Below are some records. Copy every line in them that holds "cạnh".

↓

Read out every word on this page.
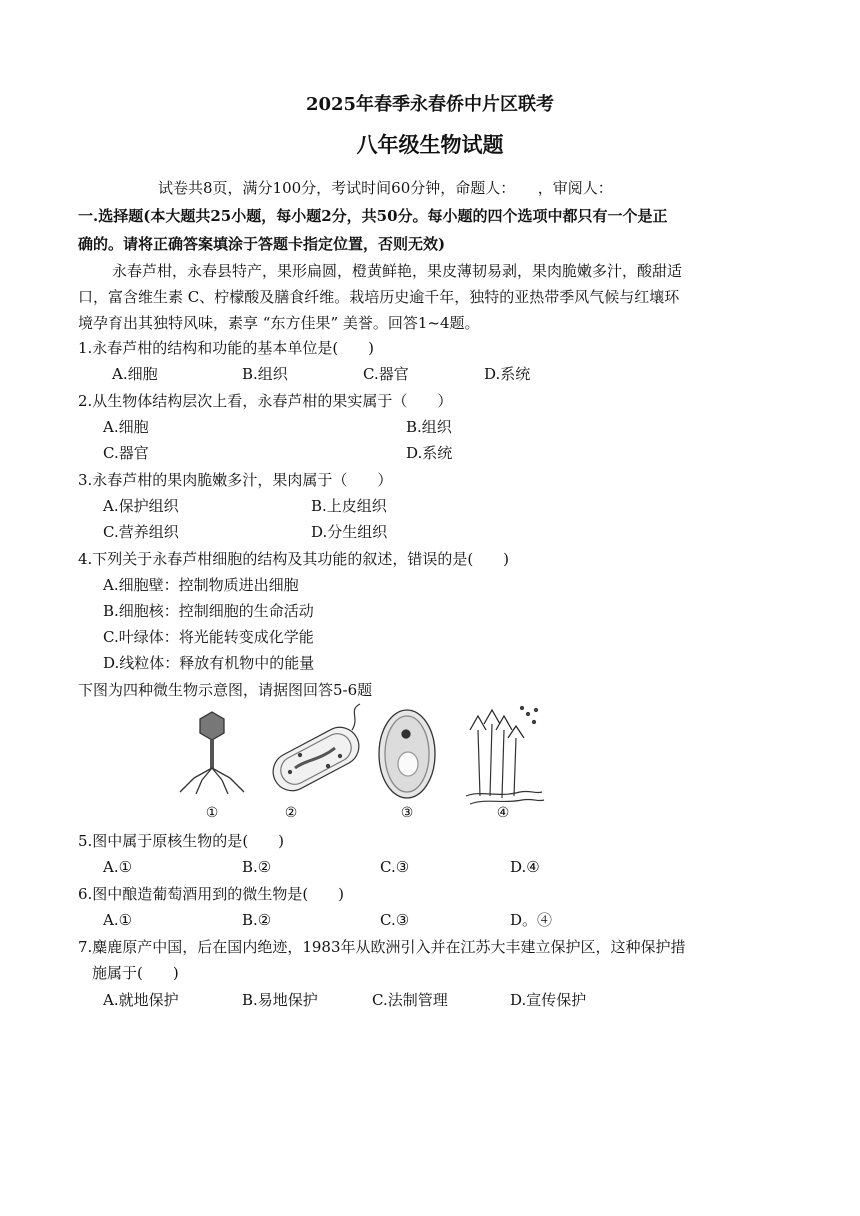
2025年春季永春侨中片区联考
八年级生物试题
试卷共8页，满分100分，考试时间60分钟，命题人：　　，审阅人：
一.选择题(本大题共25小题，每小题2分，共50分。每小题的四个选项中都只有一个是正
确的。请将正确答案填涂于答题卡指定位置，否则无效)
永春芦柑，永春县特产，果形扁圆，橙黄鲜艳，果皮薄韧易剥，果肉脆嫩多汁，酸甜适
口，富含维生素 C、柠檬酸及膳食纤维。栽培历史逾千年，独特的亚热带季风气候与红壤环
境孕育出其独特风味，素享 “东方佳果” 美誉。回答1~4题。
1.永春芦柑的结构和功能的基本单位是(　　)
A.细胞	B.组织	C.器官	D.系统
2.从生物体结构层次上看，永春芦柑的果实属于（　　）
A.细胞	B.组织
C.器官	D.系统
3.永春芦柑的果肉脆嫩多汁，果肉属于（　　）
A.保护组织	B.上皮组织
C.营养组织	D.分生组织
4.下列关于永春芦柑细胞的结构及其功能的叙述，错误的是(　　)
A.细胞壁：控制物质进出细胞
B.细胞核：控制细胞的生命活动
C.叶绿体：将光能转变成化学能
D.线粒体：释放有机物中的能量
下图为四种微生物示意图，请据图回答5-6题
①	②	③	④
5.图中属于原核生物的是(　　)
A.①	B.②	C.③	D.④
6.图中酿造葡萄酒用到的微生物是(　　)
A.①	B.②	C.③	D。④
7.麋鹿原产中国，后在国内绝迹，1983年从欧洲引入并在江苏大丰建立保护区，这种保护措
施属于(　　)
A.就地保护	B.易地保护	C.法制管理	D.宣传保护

↑
↓

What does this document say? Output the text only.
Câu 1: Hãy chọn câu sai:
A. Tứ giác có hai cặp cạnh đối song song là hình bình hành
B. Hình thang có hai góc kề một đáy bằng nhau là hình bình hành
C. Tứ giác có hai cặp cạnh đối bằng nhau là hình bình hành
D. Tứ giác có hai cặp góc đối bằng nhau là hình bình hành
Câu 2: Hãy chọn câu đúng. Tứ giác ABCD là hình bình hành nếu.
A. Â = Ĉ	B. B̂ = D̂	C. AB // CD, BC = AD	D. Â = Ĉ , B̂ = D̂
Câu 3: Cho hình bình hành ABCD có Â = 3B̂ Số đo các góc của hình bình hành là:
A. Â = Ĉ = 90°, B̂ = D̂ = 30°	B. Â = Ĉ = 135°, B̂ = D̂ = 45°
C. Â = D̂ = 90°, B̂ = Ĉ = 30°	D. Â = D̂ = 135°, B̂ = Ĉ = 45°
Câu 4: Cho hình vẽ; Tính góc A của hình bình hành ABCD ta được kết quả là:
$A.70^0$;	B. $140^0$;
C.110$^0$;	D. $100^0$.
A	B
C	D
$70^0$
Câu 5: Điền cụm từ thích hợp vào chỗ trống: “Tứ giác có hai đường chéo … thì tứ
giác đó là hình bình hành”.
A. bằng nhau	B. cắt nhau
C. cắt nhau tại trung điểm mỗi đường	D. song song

↑

**PROBLEM SOLUTION**
A. Tứ giác có hai cặp cạnh đối song song là hình bình hành
C. Tứ giác có hai cặp cạnh đối bằng nhau là hình bình hành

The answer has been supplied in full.